### Provided material
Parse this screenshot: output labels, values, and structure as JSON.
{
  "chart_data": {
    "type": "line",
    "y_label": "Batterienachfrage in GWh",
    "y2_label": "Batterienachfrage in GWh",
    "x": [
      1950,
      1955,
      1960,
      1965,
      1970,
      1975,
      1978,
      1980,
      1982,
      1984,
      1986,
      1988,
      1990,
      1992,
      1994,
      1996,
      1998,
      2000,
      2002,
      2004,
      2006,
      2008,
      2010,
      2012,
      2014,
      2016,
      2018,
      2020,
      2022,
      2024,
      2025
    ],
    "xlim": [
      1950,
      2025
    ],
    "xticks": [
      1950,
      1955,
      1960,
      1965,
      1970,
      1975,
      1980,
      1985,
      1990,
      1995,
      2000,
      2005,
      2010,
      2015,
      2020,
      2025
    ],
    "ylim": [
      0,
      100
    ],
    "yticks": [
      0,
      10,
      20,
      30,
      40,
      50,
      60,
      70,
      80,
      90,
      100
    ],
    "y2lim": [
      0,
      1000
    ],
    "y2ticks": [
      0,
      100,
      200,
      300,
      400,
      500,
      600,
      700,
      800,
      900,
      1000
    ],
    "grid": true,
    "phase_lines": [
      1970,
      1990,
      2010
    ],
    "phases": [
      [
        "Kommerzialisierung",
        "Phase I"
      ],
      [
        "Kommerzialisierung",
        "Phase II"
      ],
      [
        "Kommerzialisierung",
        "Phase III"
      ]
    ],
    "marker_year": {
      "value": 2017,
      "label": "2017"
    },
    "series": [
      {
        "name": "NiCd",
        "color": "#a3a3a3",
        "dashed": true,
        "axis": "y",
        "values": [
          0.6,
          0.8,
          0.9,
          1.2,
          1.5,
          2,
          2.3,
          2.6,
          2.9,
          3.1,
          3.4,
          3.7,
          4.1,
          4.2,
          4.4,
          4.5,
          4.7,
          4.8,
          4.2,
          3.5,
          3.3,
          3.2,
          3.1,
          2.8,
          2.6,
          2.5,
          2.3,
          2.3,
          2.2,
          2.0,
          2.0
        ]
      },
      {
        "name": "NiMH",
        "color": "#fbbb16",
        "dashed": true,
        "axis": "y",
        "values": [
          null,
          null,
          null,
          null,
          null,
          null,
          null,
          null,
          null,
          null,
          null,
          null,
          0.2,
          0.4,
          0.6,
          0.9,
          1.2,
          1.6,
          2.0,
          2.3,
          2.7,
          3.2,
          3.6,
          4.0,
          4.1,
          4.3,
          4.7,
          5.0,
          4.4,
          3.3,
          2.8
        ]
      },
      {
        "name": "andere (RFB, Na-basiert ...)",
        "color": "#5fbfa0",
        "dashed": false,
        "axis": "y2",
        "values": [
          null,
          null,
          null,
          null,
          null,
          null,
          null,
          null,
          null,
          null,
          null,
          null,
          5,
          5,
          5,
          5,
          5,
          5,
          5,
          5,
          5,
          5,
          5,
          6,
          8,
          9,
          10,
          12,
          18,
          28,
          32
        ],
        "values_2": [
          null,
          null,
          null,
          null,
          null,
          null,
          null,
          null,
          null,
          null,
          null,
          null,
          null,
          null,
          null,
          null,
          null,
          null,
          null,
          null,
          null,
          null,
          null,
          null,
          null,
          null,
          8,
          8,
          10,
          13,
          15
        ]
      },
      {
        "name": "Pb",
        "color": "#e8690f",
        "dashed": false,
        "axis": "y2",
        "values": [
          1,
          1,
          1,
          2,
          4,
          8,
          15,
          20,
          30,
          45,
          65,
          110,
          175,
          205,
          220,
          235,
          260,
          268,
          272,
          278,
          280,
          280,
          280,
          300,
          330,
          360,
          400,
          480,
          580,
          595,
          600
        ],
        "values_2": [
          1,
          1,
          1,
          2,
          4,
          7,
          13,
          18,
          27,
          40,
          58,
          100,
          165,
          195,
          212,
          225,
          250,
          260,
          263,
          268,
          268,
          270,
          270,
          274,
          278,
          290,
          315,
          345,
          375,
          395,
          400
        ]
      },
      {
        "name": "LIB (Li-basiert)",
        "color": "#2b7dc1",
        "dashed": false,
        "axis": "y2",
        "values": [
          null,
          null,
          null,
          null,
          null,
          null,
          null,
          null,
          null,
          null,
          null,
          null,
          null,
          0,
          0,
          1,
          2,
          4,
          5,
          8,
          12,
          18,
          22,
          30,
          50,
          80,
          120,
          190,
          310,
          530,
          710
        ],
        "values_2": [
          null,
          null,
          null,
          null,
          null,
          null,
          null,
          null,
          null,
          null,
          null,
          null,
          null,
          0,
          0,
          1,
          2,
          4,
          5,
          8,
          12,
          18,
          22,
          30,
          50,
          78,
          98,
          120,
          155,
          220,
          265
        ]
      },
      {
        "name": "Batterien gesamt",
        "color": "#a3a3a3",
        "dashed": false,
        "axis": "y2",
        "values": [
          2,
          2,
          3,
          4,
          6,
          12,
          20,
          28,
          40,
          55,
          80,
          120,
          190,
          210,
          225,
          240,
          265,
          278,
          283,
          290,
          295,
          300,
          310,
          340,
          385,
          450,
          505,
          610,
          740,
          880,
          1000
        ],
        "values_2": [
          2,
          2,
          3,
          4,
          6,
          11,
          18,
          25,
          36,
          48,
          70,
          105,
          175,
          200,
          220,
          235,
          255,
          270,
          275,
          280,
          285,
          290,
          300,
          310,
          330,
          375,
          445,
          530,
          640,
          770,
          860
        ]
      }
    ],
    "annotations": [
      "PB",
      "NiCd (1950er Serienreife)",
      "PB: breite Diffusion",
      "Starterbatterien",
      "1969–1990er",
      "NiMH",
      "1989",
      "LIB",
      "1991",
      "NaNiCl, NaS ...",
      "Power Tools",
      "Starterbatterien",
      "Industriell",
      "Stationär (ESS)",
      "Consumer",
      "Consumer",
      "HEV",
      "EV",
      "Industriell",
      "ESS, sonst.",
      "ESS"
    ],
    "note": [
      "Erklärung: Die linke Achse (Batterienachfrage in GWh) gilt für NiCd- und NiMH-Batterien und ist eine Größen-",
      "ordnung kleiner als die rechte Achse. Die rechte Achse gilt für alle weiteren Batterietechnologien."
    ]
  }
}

### Task description
Take the entries above and transcribe them exactly.

### Result of this exercise
Parse this screenshot: output labels, values, and structure as JSON.
{
  "chart_data": {
    "type": "line",
    "y_label": "Batterienachfrage in GWh",
    "y2_label": "Batterienachfrage in GWh",
    "x": [
      1950,
      1955,
      1960,
      1965,
      1970,
      1975,
      1978,
      1980,
      1982,
      1984,
      1986,
      1988,
      1990,
      1992,
      1994,
      1996,
      1998,
      2000,
      2002,
      2004,
      2006,
      2008,
      2010,
      2012,
      2014,
      2016,
      2018,
      2020,
      2022,
      2024,
      2025
    ],
    "xlim": [
      1950,
      2025
    ],
    "xticks": [
      1950,
      1955,
      1960,
      1965,
      1970,
      1975,
      1980,
      1985,
      1990,
      1995,
      2000,
      2005,
      2010,
      2015,
      2020,
      2025
    ],
    "ylim": [
      0,
      100
    ],
    "yticks": [
      0,
      10,
      20,
      30,
      40,
      50,
      60,
      70,
      80,
      90,
      100
    ],
    "y2lim": [
      0,
      1000
    ],
    "y2ticks": [
      0,
      100,
      200,
      300,
      400,
      500,
      600,
      700,
      800,
      900,
      1000
    ],
    "grid": true,
    "phase_lines": [
      1970,
      1990,
      2010
    ],
    "phases": [
      [
        "Kommerzialisierung",
        "Phase I"
      ],
      [
        "Kommerzialisierung",
        "Phase II"
      ],
      [
        "Kommerzialisierung",
        "Phase III"
      ]
    ],
    "marker_year": {
      "value": 2017,
      "label": "2017"
    },
    "series": [
      {
        "name": "NiCd",
        "color": "#a3a3a3",
        "dashed": true,
        "axis": "y",
        "values": [
          0.6,
          0.8,
          0.9,
          1.2,
          1.5,
          2,
          2.3,
          2.6,
          2.9,
          3.1,
          3.4,
          3.7,
          4.1,
          4.2,
          4.4,
          4.5,
          4.7,
          4.8,
          4.2,
          3.5,
          3.3,
          3.2,
          3.1,
          2.8,
          2.6,
          2.5,
          2.3,
          2.3,
          2.2,
          2.0,
          2.0
        ]
      },
      {
        "name": "NiMH",
        "color": "#fbbb16",
        "dashed": true,
        "axis": "y",
        "values": [
          null,
          null,
          null,
          null,
          null,
          null,
          null,
          null,
          null,
          null,
          null,
          null,
          0.2,
          0.4,
          0.6,
          0.9,
          1.2,
          1.6,
          2.0,
          2.3,
          2.7,
          3.2,
          3.6,
          4.0,
          4.1,
          4.3,
          4.7,
          5.0,
          4.4,
          3.3,
          2.8
        ]
      },
      {
        "name": "andere (RFB, Na-basiert ...)",
        "color": "#5fbfa0",
        "dashed": false,
        "axis": "y2",
        "values": [
          null,
          null,
          null,
          null,
          null,
          null,
          null,
          null,
          null,
          null,
          null,
          null,
          5,
          5,
          5,
          5,
          5,
          5,
          5,
          5,
          5,
          5,
          5,
          6,
          8,
          9,
          10,
          12,
          18,
          28,
          32
        ],
        "values_2": [
          null,
          null,
          null,
          null,
          null,
          null,
          null,
          null,
          null,
          null,
          null,
          null,
          null,
          null,
          null,
          null,
          null,
          null,
          null,
          null,
          null,
          null,
          null,
          null,
          null,
          null,
          8,
          8,
          10,
          13,
          15
        ]
      },
      {
        "name": "Pb",
        "color": "#e8690f",
        "dashed": false,
        "axis": "y2",
        "values": [
          1,
          1,
          1,
          2,
          4,
          8,
          15,
          20,
          30,
          45,
          65,
          110,
          175,
          205,
          220,
          235,
          260,
          268,
          272,
          278,
          280,
          280,
          280,
          300,
          330,
          360,
          400,
          480,
          580,
          595,
          600
        ],
        "values_2": [
          1,
          1,
          1,
          2,
          4,
          7,
          13,
          18,
          27,
          40,
          58,
          100,
          165,
          195,
          212,
          225,
          250,
          260,
          263,
          268,
          268,
          270,
          270,
          274,
          278,
          290,
          315,
          345,
          375,
          395,
          400
        ]
      },
      {
        "name": "LIB (Li-basiert)",
        "color": "#2b7dc1",
        "dashed": false,
        "axis": "y2",
        "values": [
          null,
          null,
          null,
          null,
          null,
          null,
          null,
          null,
          null,
          null,
          null,
          null,
          null,
          0,
          0,
          1,
          2,
          4,
          5,
          8,
          12,
          18,
          22,
          30,
          50,
          80,
          120,
          190,
          310,
          530,
          710
        ],
        "values_2": [
          null,
          null,
          null,
          null,
          null,
          null,
          null,
          null,
          null,
          null,
          null,
          null,
          null,
          0,
          0,
          1,
          2,
          4,
          5,
          8,
          12,
          18,
          22,
          30,
          50,
          78,
          98,
          120,
          155,
          220,
          265
        ]
      },
      {
        "name": "Batterien gesamt",
        "color": "#a3a3a3",
        "dashed": false,
        "axis": "y2",
        "values": [
          2,
          2,
          3,
          4,
          6,
          12,
          20,
          28,
          40,
          55,
          80,
          120,
          190,
          210,
          225,
          240,
          265,
          278,
          283,
          290,
          295,
          300,
          310,
          340,
          385,
          450,
          505,
          610,
          740,
          880,
          1000
        ],
        "values_2": [
          2,
          2,
          3,
          4,
          6,
          11,
          18,
          25,
          36,
          48,
          70,
          105,
          175,
          200,
          220,
          235,
          255,
          270,
          275,
          280,
          285,
          290,
          300,
          310,
          330,
          375,
          445,
          530,
          640,
          770,
          860
        ]
      }
    ],
    "annotations": [
      "PB",
      "NiCd (1950er Serienreife)",
      "PB: breite Diffusion",
      "Starterbatterien",
      "1969–1990er",
      "NiMH",
      "1989",
      "LIB",
      "1991",
      "NaNiCl, NaS ...",
      "Power Tools",
      "Starterbatterien",
      "Industriell",
      "Stationär (ESS)",
      "Consumer",
      "Consumer",
      "HEV",
      "EV",
      "Industriell",
      "ESS, sonst.",
      "ESS"
    ],
    "note": [
      "Erklärung: Die linke Achse (Batterienachfrage in GWh) gilt für NiCd- und NiMH-Batterien und ist eine Größen-",
      "ordnung kleiner als die rechte Achse. Die rechte Achse gilt für alle weiteren Batterietechnologien."
    ]
  }
}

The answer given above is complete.